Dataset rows
# # # #
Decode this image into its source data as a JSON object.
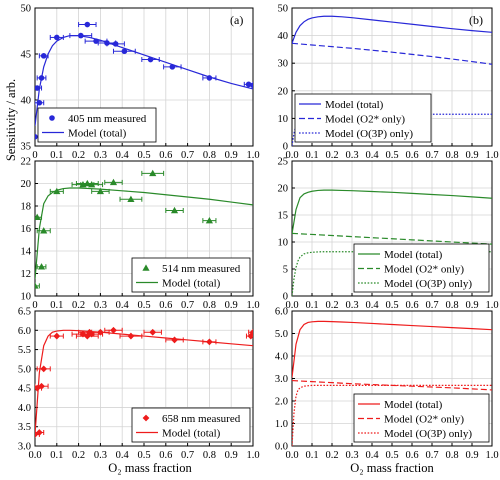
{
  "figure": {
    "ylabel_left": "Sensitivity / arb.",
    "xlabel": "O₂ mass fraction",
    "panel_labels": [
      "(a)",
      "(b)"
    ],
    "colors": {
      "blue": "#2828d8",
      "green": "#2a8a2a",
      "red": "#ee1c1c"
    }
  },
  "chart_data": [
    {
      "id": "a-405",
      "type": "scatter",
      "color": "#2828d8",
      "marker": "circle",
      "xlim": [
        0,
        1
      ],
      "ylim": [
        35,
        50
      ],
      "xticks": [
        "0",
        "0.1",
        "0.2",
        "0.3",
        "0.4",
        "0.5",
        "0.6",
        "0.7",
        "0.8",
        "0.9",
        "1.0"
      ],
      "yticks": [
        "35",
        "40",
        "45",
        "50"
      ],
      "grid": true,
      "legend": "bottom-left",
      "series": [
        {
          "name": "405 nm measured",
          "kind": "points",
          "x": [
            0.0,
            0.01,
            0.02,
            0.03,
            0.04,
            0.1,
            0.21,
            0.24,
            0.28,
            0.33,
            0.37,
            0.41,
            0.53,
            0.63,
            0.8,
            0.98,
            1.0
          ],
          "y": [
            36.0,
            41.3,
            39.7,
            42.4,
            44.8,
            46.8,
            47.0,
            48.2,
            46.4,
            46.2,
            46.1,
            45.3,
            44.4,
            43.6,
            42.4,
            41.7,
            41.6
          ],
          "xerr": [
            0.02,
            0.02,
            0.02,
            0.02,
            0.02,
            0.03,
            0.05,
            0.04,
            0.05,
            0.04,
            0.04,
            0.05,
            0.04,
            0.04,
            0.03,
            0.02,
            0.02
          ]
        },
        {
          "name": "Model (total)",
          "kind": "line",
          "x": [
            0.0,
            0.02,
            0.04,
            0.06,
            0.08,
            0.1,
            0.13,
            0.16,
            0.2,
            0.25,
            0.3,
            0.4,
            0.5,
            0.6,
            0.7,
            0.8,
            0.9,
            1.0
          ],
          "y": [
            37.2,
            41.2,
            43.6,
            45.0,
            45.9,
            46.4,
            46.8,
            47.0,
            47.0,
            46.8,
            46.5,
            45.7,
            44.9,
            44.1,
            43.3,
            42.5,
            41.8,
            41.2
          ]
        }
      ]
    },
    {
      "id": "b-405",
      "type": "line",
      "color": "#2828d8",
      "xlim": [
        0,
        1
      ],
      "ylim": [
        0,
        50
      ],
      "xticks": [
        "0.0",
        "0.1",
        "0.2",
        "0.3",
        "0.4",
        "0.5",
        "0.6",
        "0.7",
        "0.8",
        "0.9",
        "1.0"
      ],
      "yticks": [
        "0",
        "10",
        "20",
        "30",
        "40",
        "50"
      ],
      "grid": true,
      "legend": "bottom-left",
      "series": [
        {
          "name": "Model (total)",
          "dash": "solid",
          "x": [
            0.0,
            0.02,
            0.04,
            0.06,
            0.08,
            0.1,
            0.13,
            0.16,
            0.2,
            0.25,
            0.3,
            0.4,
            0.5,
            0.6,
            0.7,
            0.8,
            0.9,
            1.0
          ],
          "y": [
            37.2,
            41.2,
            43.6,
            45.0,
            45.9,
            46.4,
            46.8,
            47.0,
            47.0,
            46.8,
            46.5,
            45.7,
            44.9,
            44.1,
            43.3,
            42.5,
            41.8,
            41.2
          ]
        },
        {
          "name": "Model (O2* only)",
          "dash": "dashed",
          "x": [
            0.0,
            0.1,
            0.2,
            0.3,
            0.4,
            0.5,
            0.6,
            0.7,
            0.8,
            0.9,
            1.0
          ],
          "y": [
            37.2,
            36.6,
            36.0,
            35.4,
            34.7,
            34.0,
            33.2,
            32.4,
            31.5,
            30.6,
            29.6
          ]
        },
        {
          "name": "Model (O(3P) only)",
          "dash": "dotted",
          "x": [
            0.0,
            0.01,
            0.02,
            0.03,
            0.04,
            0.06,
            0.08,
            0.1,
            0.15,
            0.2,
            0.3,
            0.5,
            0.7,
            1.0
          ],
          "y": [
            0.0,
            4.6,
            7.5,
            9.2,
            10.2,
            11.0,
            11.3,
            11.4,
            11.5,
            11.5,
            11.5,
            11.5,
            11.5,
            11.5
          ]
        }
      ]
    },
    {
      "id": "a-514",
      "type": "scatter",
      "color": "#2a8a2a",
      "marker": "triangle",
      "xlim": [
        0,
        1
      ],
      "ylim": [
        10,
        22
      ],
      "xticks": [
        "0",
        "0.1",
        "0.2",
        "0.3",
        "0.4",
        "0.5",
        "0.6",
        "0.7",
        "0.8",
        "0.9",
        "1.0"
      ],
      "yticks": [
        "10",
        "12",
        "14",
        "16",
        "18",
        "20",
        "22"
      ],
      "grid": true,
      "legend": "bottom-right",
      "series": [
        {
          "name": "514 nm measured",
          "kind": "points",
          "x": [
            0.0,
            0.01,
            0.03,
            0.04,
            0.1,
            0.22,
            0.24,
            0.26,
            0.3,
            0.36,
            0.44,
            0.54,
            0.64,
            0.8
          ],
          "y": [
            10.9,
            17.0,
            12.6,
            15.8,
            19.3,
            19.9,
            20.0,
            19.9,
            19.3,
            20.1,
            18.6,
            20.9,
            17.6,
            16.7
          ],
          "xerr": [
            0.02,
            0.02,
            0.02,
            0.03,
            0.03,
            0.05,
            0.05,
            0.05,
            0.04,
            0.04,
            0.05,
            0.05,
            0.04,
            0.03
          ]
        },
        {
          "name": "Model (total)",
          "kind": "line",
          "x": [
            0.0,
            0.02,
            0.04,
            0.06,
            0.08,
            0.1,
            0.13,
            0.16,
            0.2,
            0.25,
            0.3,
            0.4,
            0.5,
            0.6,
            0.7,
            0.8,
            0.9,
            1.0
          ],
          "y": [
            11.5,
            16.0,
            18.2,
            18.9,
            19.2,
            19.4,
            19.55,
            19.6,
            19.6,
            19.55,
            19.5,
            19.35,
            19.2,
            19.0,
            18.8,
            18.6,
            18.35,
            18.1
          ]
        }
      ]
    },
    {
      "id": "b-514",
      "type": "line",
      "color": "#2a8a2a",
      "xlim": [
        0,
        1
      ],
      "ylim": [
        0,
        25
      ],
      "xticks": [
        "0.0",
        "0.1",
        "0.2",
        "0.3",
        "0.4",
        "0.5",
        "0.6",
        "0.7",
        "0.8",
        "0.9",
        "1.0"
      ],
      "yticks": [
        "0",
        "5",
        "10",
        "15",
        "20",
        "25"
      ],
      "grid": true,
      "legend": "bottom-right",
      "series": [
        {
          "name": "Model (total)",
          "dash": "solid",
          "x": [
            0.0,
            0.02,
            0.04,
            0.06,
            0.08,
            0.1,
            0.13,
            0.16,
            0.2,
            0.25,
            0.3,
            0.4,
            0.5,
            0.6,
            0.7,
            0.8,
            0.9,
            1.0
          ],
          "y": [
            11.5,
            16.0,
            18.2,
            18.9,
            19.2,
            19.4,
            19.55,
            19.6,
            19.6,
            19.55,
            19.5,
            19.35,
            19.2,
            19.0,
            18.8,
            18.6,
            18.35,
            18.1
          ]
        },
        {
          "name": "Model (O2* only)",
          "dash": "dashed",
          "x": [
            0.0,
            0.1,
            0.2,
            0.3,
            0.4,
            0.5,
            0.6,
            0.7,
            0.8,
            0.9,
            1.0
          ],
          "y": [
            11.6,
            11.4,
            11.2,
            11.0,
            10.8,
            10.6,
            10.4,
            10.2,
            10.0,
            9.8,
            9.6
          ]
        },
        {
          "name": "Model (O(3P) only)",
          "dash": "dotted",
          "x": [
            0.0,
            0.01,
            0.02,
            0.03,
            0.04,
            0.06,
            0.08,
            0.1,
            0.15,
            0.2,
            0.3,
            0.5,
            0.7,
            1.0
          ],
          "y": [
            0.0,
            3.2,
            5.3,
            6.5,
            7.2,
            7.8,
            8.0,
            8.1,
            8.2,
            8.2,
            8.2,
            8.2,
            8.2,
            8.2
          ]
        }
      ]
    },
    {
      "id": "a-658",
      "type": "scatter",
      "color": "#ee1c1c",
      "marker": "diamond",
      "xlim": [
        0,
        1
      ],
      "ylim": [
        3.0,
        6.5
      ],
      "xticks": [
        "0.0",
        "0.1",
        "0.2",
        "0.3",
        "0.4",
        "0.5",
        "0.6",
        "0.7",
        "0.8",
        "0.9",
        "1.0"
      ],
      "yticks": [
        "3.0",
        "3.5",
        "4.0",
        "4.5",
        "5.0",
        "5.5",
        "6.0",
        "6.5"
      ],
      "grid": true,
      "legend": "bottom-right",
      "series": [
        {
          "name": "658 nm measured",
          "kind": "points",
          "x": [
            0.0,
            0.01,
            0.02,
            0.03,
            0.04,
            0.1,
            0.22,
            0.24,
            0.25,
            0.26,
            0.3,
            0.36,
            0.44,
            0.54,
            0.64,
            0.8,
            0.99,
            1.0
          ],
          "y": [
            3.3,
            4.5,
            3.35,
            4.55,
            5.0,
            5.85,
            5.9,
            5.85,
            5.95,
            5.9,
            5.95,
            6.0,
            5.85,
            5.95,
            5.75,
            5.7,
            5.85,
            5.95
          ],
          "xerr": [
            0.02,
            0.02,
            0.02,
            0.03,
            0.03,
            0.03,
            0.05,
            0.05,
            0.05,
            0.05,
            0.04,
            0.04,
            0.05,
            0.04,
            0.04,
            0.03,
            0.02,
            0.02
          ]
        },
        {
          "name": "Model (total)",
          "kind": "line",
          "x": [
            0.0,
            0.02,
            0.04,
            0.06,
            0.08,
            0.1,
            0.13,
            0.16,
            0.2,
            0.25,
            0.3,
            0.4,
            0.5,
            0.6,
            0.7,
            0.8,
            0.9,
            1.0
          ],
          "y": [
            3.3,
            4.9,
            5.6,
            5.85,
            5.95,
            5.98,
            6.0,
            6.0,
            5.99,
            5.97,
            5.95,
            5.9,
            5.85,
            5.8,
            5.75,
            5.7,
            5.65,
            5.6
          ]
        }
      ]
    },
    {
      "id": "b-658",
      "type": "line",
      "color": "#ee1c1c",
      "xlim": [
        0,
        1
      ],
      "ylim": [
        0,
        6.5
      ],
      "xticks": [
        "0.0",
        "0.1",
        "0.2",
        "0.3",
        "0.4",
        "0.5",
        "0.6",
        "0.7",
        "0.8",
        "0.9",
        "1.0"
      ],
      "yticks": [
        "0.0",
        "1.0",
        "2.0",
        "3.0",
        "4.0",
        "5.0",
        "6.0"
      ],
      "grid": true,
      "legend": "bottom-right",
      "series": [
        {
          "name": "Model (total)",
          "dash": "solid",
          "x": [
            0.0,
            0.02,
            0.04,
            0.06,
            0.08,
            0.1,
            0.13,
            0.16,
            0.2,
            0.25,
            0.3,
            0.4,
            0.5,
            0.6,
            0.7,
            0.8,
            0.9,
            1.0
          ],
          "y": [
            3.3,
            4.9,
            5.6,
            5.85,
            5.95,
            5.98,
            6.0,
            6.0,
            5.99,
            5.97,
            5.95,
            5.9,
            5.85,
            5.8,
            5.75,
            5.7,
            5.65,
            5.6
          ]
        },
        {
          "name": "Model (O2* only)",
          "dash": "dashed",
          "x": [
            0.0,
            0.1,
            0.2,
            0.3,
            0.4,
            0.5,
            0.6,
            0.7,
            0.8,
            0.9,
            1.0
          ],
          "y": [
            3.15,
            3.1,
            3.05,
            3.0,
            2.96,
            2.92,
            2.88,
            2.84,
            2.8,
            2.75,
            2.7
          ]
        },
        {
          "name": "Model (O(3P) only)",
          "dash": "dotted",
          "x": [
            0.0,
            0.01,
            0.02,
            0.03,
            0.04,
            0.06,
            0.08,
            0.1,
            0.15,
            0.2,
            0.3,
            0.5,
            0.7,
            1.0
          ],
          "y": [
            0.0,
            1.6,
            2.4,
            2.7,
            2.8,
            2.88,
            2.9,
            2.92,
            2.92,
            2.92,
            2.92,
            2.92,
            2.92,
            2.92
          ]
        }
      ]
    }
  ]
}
# # # #
§ What the task asks
Collect each line above holding the string "measured".

§ Completed task
          "name": "405 nm measured",
          "name": "514 nm measured",
          "name": "658 nm measured",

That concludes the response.